» **Exercise aim**
Each line containing the word "JSON" must be collected.

» **Data for the task**
-- begin --

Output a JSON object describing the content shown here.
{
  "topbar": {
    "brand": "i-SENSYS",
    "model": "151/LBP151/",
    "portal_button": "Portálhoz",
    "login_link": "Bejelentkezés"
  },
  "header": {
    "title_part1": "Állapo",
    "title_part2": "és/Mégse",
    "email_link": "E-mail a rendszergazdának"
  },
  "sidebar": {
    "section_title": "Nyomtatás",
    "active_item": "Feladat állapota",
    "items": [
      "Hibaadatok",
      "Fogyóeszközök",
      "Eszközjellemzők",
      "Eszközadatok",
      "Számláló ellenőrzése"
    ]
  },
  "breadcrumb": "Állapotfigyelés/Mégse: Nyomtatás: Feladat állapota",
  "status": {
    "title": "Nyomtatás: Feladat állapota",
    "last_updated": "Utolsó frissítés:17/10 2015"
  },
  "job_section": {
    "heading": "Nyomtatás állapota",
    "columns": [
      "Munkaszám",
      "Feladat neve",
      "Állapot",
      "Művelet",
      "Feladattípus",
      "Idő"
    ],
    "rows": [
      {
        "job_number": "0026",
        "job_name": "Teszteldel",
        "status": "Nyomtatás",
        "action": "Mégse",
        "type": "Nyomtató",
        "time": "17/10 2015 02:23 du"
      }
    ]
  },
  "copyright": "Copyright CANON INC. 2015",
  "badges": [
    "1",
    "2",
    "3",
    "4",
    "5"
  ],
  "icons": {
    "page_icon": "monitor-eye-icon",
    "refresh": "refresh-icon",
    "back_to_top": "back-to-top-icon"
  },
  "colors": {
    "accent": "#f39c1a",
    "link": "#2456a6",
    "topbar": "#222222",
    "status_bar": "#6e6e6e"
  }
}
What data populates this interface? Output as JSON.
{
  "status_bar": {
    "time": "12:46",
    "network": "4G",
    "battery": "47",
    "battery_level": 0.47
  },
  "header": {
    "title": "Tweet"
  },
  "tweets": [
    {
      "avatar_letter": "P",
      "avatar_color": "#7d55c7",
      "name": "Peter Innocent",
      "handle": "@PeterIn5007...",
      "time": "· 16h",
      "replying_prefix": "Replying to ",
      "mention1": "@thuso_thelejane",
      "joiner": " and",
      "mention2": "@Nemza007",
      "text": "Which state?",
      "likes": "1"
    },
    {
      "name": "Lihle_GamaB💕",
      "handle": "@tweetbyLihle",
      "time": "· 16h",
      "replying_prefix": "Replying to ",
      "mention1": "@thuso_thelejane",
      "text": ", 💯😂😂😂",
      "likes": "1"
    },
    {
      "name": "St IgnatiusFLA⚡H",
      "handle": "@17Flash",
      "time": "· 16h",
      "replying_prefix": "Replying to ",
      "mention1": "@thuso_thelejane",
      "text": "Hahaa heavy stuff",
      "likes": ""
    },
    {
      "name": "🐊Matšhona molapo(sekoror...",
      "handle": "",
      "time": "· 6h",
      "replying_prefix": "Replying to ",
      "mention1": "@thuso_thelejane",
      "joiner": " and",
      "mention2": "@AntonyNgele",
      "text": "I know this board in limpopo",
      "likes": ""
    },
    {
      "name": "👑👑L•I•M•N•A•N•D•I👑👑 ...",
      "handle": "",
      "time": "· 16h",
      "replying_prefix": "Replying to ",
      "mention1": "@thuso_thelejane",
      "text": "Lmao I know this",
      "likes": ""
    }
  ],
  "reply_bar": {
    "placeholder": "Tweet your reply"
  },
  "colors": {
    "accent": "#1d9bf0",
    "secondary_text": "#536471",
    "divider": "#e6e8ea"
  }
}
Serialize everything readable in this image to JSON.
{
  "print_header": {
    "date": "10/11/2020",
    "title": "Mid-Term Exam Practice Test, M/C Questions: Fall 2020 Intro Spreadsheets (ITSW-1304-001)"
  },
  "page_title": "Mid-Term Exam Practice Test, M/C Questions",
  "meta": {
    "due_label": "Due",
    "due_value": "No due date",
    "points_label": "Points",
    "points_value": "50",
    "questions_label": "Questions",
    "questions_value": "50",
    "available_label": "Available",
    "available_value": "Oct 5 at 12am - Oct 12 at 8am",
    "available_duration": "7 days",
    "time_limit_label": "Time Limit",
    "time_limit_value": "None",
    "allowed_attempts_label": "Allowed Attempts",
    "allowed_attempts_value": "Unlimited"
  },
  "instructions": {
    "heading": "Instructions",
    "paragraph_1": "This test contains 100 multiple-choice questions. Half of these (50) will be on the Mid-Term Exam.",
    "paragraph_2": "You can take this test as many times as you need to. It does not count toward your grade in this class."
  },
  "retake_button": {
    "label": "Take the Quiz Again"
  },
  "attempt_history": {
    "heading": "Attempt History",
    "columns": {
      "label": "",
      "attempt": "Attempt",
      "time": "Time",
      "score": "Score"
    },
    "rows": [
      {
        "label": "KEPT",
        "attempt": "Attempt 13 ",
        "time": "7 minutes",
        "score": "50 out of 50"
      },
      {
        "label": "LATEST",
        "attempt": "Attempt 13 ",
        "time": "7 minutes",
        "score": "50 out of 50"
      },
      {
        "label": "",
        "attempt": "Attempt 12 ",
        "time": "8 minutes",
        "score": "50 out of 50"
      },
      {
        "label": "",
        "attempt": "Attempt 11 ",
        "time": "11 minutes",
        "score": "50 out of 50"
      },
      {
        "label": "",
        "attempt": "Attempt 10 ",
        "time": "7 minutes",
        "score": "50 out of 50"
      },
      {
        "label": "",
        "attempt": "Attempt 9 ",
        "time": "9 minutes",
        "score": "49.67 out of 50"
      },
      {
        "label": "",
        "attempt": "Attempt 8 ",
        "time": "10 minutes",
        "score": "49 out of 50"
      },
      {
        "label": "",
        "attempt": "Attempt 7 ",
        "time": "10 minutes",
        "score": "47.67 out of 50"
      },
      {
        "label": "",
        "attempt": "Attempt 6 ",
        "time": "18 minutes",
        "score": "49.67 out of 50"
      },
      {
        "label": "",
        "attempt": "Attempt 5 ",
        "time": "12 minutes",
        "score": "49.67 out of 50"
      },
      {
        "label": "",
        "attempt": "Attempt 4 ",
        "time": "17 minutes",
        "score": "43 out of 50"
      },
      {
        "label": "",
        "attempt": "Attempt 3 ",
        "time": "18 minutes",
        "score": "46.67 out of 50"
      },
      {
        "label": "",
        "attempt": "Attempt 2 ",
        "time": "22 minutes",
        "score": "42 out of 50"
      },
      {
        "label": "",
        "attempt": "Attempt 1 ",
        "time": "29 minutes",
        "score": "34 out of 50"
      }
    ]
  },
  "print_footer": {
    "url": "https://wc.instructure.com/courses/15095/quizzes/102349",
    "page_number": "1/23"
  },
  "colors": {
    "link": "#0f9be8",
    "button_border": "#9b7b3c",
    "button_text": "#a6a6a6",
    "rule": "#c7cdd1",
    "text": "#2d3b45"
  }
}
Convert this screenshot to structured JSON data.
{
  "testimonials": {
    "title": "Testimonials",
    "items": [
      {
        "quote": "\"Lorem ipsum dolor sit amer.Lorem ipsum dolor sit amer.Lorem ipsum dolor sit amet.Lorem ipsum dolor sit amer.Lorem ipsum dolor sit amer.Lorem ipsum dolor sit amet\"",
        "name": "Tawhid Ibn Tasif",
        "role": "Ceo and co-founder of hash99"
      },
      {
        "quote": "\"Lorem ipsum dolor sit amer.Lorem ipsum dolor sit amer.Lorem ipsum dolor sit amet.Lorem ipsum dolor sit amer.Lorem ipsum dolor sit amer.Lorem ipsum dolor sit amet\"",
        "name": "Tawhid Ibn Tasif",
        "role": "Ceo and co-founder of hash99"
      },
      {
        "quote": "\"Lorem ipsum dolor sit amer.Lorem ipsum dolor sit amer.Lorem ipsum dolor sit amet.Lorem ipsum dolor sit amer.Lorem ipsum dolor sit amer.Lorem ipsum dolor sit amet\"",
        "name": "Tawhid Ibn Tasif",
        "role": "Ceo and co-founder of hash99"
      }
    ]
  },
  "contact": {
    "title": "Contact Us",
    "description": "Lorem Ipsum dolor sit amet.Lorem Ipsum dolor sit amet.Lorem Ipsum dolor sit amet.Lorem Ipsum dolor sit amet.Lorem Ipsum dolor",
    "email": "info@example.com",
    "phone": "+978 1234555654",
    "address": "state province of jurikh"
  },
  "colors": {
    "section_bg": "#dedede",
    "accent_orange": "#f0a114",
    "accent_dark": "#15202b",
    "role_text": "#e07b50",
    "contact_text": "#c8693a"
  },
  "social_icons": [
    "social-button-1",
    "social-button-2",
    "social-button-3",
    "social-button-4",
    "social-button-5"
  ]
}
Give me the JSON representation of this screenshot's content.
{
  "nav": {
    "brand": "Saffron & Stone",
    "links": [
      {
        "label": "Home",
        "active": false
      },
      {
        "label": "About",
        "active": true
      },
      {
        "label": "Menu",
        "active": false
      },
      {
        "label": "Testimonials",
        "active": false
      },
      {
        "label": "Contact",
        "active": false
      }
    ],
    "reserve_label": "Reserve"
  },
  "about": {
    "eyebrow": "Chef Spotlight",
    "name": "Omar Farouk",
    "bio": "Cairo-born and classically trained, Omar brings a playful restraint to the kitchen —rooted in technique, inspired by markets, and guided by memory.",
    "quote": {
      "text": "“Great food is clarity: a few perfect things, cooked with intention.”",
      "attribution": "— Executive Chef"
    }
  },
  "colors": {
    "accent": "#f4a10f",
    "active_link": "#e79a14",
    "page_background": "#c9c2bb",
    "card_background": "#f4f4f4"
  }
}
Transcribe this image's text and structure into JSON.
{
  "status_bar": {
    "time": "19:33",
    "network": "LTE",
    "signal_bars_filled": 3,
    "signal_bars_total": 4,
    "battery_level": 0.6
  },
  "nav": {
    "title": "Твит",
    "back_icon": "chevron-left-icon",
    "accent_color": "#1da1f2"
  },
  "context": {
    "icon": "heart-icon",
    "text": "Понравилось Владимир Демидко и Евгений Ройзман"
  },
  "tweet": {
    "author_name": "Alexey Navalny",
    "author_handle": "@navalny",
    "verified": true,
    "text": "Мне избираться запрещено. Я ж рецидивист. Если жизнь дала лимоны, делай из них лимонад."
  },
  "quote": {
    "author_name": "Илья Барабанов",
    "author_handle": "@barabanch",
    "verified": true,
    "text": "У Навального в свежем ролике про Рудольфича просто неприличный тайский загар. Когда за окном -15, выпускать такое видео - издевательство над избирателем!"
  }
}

-- end --

» **Exercise output**
Output a JSON object describing the content shown here.
What data populates this interface? Output as JSON.
Serialize everything readable in this image to JSON.
Convert this screenshot to structured JSON data.
Give me the JSON representation of this screenshot's content.
Transcribe this image's text and structure into JSON.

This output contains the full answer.